#### Stored entries:

━━━━━━━━━━━━━━━━━━━━━━━━━━━━━━

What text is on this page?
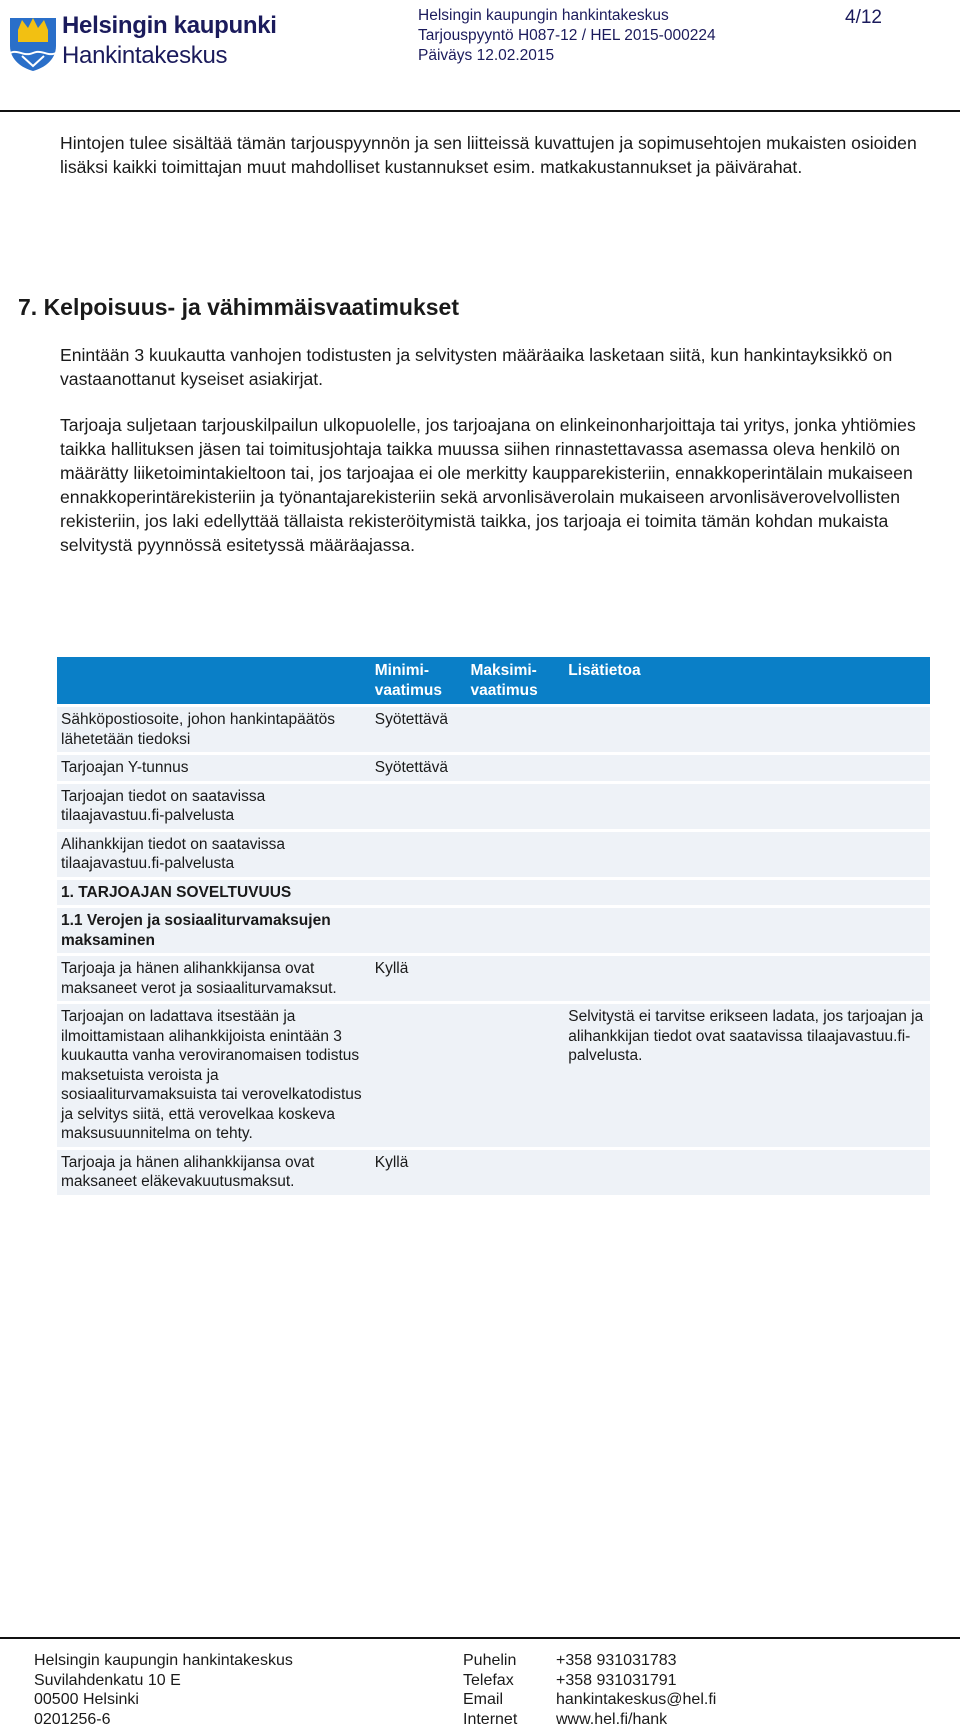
Helsingin kaupunki
Hankintakeskus
Helsingin kaupungin hankintakeskus
Tarjouspyyntö H087-12 / HEL 2015-000224
Päiväys 12.02.2015
4/12
Hintojen tulee sisältää tämän tarjouspyynnön ja sen liitteissä kuvattujen ja sopimusehtojen mukaisten osioiden lisäksi kaikki toimittajan muut mahdolliset kustannukset esim. matkakustannukset ja päivärahat.
7. Kelpoisuus- ja vähimmäisvaatimukset
Enintään 3 kuukautta vanhojen todistusten ja selvitysten määräaika lasketaan siitä, kun hankintayksikkö on vastaanottanut kyseiset asiakirjat.
Tarjoaja suljetaan tarjouskilpailun ulkopuolelle, jos tarjoajana on elinkeinonharjoittaja tai yritys, jonka yhtiömies taikka hallituksen jäsen tai toimitusjohtaja taikka muussa siihen rinnastettavassa asemassa oleva henkilö on määrätty liiketoimintakieltoon tai, jos tarjoajaa ei ole merkitty kaupparekisteriin, ennakkoperintälain mukaiseen ennakkoperintärekisteriin ja työnantajarekisteriin sekä arvonlisäverolain mukaiseen arvonlisäverovelvollisten rekisteriin, jos laki edellyttää tällaista rekisteröitymistä taikka, jos tarjoaja ei toimita tämän kohdan mukaista selvitystä pyynnössä esitetyssä määräajassa.
	Minimi-vaatimus	Maksimi-vaatimus	Lisätietoa
Sähköpostiosoite, johon hankintapäätös lähetetään tiedoksi	Syötettävä		
Tarjoajan Y-tunnus	Syötettävä		
Tarjoajan tiedot on saatavissa tilaajavastuu.fi-palvelusta			
Alihankkijan tiedot on saatavissa tilaajavastuu.fi-palvelusta			
1. TARJOAJAN SOVELTUVUUS			
1.1 Verojen ja sosiaaliturvamaksujen maksaminen			
Tarjoaja ja hänen alihankkijansa ovat maksaneet verot ja sosiaaliturvamaksut.	Kyllä		
Tarjoajan on ladattava itsestään ja ilmoittamistaan alihankkijoista enintään 3 kuukautta vanha veroviranomaisen todistus maksetuista veroista ja sosiaaliturvamaksuista tai verovelkatodistus ja selvitys siitä, että verovelkaa koskeva maksusuunnitelma on tehty.			Selvitystä ei tarvitse erikseen ladata, jos tarjoajan ja alihankkijan tiedot ovat saatavissa tilaajavastuu.fi-palvelusta.
Tarjoaja ja hänen alihankkijansa ovat maksaneet eläkevakuutusmaksut.	Kyllä		
Helsingin kaupungin hankintakeskus
Suvilahdenkatu 10 E
00500 Helsinki
0201256-6
Puhelin
Telefax
Email
Internet
+358 931031783
+358 931031791
hankintakeskus@hel.fi
www.hel.fi/hank
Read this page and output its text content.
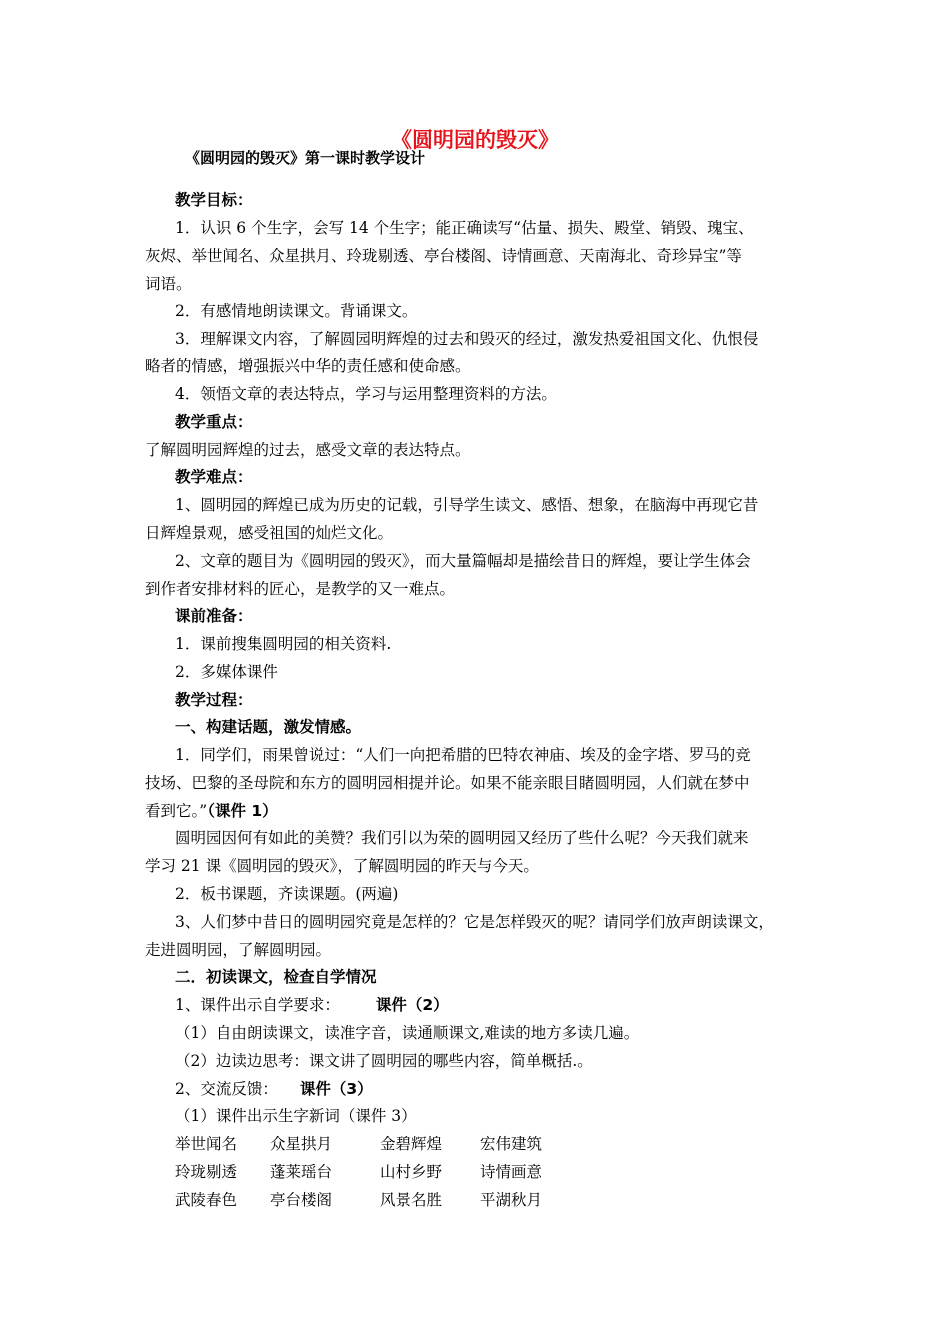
《圆明园的毁灭》
《圆明园的毁灭》第一课时教学设计
教学目标：
1．认识 6 个生字，会写 14 个生字；能正确读写“估量、损失、殿堂、销毁、瑰宝、
灰烬、举世闻名、众星拱月、玲珑剔透、亭台楼阁、诗情画意、天南海北、奇珍异宝”等
词语。
2．有感情地朗读课文。背诵课文。
3．理解课文内容，了解圆园明辉煌的过去和毁灭的经过，激发热爱祖国文化、仇恨侵
略者的情感，增强振兴中华的责任感和使命感。
4．领悟文章的表达特点，学习与运用整理资料的方法。
教学重点：
了解圆明园辉煌的过去，感受文章的表达特点。
教学难点：
1、圆明园的辉煌已成为历史的记载，引导学生读文、感悟、想象，在脑海中再现它昔
日辉煌景观，感受祖国的灿烂文化。
2、文章的题目为《圆明园的毁灭》，而大量篇幅却是描绘昔日的辉煌，要让学生体会
到作者安排材料的匠心，是教学的又一难点。
课前准备：
1．课前搜集圆明园的相关资料.
2．多媒体课件
教学过程：
一、构建话题，激发情感。
1．同学们，雨果曾说过：“人们一向把希腊的巴特农神庙、埃及的金字塔、罗马的竞
技场、巴黎的圣母院和东方的圆明园相提并论。如果不能亲眼目睹圆明园，人们就在梦中
看到它。”（课件 1）
圆明园因何有如此的美赞？我们引以为荣的圆明园又经历了些什么呢？今天我们就来
学习 21 课《圆明园的毁灭》，了解圆明园的昨天与今天。
2．板书课题，齐读课题。(两遍)
3、人们梦中昔日的圆明园究竟是怎样的？它是怎样毁灭的呢？请同学们放声朗读课文，
走进圆明园，了解圆明园。
二．初读课文，检查自学情况
1、课件出示自学要求： 课件（2）
（1）自由朗读课文，读准字音，读通顺课文,难读的地方多读几遍。
（2）边读边思考：课文讲了圆明园的哪些内容，简单概括.。
2、交流反馈： 课件（3）
（1）课件出示生字新词（课件 3）
举世闻名 众星拱月	金碧辉煌 宏伟建筑
玲珑剔透 蓬莱瑶台	山村乡野 诗情画意
武陵春色 亭台楼阁	风景名胜 平湖秋月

━━━━━━━━━━━━━━━━━━━━━━━━━━━━━━

Report only how many lines in the records contain the word "palvelusta".

#### ANSWER IN FULL:
3